■ Exercise:
Extract every line of the material that holds the string "screenshot".

■ Data in this exercise:
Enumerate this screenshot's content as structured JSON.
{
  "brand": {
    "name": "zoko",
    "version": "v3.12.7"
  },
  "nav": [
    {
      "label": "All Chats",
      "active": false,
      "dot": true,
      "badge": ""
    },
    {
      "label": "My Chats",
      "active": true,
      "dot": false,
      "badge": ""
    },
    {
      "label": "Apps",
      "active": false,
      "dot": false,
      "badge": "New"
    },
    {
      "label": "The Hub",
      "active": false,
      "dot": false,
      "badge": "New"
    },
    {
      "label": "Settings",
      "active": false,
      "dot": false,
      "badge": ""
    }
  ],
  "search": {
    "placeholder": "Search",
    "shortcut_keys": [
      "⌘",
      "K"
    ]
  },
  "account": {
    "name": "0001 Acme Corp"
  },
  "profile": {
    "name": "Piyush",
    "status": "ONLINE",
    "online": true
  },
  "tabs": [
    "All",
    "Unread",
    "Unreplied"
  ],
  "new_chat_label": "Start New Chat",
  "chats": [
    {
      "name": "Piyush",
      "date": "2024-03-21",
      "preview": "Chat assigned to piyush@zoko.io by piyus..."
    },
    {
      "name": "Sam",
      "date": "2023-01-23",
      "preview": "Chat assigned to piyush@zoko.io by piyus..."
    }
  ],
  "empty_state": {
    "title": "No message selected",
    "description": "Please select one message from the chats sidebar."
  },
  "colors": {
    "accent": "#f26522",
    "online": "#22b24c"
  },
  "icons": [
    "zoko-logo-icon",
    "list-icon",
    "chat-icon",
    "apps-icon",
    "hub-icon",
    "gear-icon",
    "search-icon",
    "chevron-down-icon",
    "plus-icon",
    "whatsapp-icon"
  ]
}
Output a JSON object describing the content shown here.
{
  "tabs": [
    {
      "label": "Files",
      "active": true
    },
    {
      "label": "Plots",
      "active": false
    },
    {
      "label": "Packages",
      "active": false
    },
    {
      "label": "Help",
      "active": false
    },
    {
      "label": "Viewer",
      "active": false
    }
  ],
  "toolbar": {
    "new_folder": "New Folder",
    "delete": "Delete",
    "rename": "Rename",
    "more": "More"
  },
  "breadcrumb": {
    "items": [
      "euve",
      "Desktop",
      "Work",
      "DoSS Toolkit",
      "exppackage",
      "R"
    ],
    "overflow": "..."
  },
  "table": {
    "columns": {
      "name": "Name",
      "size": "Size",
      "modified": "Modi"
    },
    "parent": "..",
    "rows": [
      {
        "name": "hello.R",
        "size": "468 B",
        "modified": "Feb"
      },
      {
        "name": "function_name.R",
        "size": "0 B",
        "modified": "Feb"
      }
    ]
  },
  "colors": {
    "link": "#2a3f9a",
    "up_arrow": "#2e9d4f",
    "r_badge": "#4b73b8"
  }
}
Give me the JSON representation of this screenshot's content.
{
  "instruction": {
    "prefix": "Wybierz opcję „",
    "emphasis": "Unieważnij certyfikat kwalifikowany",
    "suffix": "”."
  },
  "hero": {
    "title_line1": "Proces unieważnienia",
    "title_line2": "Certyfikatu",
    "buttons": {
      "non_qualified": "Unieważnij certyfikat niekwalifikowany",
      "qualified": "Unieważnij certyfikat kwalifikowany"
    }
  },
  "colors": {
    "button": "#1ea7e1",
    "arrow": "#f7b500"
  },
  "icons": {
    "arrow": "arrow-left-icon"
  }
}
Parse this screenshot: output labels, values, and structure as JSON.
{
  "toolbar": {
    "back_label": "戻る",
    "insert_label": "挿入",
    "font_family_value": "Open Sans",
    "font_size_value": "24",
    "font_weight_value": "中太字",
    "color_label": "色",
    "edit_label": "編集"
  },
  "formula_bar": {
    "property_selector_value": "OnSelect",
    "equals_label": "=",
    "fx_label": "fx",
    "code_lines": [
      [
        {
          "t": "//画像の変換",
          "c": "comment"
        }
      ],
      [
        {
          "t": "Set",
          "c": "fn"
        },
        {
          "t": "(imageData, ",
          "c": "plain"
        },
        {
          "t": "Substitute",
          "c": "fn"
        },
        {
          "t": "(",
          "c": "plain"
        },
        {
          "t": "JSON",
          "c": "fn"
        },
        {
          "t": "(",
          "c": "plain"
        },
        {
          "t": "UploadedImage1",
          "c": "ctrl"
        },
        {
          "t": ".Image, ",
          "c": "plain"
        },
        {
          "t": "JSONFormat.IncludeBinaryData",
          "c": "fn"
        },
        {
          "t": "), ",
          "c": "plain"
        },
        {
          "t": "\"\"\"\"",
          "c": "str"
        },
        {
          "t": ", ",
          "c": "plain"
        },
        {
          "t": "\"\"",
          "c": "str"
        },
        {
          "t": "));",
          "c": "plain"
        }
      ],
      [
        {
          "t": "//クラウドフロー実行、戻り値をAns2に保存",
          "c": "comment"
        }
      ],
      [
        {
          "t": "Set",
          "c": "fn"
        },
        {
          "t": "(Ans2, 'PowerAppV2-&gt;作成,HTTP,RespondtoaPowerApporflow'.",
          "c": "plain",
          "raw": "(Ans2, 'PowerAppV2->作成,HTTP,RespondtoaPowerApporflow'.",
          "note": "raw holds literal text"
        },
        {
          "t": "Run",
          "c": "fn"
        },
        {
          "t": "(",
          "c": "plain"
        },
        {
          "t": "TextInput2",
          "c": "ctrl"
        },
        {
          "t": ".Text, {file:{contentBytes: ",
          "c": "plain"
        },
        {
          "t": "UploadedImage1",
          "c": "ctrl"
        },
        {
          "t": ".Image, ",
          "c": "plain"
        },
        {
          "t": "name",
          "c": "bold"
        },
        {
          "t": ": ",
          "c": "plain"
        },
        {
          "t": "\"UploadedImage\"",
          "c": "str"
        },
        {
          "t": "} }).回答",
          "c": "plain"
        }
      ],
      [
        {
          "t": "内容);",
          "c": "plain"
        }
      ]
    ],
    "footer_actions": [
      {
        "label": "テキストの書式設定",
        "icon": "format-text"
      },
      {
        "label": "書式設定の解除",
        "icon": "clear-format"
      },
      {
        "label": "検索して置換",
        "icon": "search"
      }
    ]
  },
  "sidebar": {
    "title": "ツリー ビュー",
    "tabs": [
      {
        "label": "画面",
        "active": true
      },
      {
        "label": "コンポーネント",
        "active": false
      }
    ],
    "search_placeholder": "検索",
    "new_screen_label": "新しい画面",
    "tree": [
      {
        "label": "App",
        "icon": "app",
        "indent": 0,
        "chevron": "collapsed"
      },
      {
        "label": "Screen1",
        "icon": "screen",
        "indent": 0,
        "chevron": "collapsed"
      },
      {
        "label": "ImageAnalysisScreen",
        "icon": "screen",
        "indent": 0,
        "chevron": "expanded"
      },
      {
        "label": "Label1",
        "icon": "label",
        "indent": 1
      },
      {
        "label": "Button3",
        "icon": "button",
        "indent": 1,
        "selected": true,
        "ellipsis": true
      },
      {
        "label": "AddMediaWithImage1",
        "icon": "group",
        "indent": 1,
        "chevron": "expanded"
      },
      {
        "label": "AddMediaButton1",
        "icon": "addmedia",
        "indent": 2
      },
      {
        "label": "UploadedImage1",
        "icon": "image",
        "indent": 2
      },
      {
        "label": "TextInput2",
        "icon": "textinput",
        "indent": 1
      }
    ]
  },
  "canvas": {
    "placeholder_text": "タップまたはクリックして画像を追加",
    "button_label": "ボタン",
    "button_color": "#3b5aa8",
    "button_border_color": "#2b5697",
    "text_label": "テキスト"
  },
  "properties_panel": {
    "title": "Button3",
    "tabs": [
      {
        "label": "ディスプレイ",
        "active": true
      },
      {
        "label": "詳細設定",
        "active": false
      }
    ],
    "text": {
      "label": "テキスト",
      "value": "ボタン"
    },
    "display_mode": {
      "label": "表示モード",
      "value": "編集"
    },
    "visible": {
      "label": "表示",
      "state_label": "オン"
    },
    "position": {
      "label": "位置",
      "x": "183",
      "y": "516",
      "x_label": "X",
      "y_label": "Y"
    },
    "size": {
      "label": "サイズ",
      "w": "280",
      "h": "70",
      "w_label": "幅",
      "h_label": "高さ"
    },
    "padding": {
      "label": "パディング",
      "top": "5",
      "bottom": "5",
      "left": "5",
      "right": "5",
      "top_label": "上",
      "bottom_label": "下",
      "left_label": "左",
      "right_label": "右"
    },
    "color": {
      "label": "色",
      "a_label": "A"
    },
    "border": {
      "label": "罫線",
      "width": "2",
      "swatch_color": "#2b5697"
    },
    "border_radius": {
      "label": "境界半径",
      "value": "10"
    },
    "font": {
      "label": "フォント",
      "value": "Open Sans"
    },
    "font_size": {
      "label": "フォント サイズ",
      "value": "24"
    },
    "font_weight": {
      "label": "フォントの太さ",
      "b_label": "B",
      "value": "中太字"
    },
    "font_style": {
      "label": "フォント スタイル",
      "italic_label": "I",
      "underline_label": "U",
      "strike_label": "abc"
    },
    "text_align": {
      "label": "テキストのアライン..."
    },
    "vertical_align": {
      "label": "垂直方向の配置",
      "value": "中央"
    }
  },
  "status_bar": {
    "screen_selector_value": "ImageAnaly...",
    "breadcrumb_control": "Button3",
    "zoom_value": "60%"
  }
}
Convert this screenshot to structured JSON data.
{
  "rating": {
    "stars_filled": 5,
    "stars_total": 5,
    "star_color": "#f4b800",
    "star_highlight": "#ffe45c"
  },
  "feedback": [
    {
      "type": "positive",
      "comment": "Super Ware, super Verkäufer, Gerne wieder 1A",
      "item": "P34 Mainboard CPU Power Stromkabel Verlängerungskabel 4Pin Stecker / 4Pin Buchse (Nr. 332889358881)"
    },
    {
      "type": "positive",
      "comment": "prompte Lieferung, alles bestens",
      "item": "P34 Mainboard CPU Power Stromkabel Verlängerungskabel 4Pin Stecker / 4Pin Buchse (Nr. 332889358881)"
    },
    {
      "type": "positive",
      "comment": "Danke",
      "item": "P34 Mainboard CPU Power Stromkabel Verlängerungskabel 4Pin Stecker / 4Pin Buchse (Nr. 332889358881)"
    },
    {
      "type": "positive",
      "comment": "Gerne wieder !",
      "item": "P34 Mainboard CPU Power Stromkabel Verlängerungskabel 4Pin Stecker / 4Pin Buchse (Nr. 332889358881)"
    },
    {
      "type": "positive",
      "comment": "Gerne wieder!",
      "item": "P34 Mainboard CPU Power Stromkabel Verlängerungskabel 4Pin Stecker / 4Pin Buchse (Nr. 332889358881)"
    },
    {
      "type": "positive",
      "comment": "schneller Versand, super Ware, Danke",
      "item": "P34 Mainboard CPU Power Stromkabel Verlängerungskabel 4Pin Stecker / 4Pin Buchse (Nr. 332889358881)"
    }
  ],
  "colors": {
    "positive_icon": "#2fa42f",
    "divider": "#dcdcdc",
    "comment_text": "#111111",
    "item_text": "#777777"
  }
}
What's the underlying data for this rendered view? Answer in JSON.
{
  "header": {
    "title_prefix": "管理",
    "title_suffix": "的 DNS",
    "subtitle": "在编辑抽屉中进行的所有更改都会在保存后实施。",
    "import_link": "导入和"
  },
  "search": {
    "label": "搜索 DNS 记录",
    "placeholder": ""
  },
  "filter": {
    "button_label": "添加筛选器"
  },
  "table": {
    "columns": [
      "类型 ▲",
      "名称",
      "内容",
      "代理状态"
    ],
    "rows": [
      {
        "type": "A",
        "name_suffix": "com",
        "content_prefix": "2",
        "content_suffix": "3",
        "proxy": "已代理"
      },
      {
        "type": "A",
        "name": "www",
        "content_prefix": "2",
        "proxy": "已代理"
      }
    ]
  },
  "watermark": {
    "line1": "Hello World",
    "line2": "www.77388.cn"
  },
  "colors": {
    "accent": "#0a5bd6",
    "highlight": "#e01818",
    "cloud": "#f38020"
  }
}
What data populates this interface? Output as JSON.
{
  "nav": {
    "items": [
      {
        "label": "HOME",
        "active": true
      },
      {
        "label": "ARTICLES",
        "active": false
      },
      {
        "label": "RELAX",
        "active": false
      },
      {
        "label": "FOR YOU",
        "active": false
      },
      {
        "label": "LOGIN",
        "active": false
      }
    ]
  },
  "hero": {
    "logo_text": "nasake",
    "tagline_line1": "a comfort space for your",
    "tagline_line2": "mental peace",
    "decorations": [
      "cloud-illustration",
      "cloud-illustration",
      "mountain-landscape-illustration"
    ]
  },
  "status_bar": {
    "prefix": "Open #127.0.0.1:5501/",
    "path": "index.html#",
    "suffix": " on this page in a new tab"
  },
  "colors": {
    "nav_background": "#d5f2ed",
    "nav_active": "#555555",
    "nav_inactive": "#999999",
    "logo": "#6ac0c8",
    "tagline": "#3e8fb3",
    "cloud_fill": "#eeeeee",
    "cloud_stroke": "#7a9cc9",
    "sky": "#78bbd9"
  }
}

■ Result for this task:
Enumerate this screenshot's content as structured JSON.
Give me the JSON representation of this screenshot's content.
Parse this screenshot: output labels, values, and structure as JSON.
Convert this screenshot to structured JSON data.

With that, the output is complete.